THE TASK:
In the material below, identify each line bearing the word "computed". Reproduce those lines.
-- START GIVEN RECORDS --
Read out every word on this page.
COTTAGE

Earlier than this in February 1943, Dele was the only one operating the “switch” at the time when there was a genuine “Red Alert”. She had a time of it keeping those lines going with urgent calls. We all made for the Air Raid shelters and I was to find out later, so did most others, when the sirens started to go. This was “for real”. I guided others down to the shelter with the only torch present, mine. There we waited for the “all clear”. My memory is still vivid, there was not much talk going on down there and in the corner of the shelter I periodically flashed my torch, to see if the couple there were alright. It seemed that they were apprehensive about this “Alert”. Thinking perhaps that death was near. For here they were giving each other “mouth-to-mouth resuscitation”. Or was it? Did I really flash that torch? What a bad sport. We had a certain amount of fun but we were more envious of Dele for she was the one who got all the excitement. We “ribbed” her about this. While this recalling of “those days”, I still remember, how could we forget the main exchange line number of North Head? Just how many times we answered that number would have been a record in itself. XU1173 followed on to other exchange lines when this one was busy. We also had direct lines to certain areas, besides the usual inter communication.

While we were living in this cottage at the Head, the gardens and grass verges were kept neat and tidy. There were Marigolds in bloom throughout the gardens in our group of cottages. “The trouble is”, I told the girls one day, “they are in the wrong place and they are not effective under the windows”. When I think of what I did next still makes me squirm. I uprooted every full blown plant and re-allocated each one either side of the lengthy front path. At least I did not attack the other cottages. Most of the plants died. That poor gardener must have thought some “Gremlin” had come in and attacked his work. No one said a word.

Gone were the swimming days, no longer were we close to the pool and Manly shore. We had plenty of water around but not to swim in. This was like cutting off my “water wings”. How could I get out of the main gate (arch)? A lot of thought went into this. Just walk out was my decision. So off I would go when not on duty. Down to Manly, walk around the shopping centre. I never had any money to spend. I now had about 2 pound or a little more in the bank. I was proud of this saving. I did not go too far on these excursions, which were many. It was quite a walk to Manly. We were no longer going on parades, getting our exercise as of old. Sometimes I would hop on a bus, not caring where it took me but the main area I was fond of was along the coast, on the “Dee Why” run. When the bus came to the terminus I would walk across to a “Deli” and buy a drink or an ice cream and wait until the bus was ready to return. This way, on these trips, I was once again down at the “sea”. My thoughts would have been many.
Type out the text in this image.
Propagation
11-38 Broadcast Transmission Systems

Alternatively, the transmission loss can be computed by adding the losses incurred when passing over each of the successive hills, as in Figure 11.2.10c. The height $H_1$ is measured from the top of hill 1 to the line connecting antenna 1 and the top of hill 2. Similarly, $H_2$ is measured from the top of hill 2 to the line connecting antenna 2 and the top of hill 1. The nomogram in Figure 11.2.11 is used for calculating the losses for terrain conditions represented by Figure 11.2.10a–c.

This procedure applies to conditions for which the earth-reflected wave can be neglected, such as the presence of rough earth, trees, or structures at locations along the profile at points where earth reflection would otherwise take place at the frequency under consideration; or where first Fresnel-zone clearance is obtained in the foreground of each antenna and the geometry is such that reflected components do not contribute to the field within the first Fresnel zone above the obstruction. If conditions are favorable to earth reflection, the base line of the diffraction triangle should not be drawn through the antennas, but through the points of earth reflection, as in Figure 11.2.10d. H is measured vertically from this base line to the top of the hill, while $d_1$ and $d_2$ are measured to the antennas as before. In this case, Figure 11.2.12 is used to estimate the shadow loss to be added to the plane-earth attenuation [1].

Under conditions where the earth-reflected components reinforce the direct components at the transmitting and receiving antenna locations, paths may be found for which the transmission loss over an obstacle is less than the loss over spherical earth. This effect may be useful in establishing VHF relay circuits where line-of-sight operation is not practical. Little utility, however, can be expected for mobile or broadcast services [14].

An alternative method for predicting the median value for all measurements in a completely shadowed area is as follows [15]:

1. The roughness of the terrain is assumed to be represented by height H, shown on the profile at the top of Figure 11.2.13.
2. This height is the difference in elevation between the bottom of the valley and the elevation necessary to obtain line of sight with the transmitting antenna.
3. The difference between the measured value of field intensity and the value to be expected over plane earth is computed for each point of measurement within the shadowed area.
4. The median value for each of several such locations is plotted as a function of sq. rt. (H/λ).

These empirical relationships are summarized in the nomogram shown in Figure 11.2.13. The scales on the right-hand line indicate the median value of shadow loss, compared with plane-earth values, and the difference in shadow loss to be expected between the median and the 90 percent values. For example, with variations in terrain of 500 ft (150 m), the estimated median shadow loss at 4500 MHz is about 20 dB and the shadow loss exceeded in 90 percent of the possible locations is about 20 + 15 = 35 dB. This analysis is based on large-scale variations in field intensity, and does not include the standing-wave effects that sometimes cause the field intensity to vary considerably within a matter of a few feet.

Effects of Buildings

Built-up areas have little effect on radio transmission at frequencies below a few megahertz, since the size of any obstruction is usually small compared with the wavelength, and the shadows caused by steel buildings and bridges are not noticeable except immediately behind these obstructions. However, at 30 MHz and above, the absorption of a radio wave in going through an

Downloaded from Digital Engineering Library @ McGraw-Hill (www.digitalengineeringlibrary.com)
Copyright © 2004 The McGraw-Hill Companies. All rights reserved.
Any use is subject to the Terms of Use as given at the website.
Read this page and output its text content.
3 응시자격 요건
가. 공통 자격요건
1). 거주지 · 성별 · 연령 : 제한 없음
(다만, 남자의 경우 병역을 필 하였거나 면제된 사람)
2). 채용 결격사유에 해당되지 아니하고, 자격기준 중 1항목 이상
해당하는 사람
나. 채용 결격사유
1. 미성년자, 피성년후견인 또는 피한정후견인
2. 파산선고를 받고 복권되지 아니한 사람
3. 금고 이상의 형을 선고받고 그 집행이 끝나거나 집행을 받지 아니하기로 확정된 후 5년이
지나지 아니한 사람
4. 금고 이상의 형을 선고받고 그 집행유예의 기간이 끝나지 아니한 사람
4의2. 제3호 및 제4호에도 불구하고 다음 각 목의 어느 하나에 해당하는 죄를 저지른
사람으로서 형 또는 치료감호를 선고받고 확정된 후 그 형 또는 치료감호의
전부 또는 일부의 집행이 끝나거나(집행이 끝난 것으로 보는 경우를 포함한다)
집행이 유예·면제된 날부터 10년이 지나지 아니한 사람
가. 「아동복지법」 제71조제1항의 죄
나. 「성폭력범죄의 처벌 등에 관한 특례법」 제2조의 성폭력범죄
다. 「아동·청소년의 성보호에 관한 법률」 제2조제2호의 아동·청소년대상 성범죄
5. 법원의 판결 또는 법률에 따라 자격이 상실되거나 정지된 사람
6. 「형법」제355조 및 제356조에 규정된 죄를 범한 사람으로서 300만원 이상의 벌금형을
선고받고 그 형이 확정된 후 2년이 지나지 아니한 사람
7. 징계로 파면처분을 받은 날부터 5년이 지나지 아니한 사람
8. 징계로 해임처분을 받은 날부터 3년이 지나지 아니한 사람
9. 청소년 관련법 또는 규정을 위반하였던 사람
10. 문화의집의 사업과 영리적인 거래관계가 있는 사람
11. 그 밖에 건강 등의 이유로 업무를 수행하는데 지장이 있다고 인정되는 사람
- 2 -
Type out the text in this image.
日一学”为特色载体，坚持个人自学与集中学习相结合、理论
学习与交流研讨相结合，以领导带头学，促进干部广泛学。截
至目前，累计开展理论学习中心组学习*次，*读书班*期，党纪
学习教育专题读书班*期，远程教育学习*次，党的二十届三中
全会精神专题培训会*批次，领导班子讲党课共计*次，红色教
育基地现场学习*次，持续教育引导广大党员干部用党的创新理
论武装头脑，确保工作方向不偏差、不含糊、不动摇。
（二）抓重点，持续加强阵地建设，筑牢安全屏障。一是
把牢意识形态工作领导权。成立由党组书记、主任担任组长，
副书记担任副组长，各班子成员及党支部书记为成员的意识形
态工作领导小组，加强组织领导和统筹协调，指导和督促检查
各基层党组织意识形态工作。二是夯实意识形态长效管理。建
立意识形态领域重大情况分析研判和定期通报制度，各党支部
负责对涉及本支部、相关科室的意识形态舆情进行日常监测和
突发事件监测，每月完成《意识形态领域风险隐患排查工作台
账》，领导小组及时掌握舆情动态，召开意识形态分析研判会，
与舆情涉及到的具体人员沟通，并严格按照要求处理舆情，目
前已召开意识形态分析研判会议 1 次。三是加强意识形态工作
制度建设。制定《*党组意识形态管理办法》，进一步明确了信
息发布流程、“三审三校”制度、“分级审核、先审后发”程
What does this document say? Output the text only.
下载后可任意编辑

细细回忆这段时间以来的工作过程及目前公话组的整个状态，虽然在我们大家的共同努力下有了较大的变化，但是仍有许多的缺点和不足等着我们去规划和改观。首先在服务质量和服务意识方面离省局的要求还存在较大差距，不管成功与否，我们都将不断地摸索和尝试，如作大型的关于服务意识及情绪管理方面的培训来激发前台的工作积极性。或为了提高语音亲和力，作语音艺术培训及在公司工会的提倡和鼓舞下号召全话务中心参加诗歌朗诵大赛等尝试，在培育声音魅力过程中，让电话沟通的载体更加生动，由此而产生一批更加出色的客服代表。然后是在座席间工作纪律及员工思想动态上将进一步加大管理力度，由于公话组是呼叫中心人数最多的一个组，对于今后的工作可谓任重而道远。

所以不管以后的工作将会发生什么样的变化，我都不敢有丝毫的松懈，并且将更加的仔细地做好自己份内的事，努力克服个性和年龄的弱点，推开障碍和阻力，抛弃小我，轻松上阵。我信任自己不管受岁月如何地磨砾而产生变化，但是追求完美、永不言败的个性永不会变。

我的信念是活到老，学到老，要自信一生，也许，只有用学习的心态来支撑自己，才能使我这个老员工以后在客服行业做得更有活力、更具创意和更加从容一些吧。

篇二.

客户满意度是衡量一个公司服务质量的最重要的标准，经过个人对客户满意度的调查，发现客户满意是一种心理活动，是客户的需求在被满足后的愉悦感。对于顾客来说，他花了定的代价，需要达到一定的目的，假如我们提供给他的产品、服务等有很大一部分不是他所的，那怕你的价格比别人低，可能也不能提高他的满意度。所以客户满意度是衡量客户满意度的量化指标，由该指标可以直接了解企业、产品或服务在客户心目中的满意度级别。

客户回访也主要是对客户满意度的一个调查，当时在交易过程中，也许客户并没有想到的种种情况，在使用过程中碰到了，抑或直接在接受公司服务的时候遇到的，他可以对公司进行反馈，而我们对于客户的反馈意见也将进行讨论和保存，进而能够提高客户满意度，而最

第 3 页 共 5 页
-- END GIVEN RECORDS --
ANSWER BELOW:
Alternatively, the transmission loss can be computed by adding the losses incurred when passing over each of the successive hills, as in Figure 11.2.10c. The height $H_1$ is measured from the top of hill 1 to the line connecting antenna 1 and the top of hill 2. Similarly, $H_2$ is measured from the top of hill 2 to the line connecting antenna 2 and the top of hill 1. The nomogram in Figure 11.2.11 is used for calculating the losses for terrain conditions represented by Figure 11.2.10a–c.
3. The difference between the measured value of field intensity and the value to be expected over plane earth is computed for each point of measurement within the shadowed area.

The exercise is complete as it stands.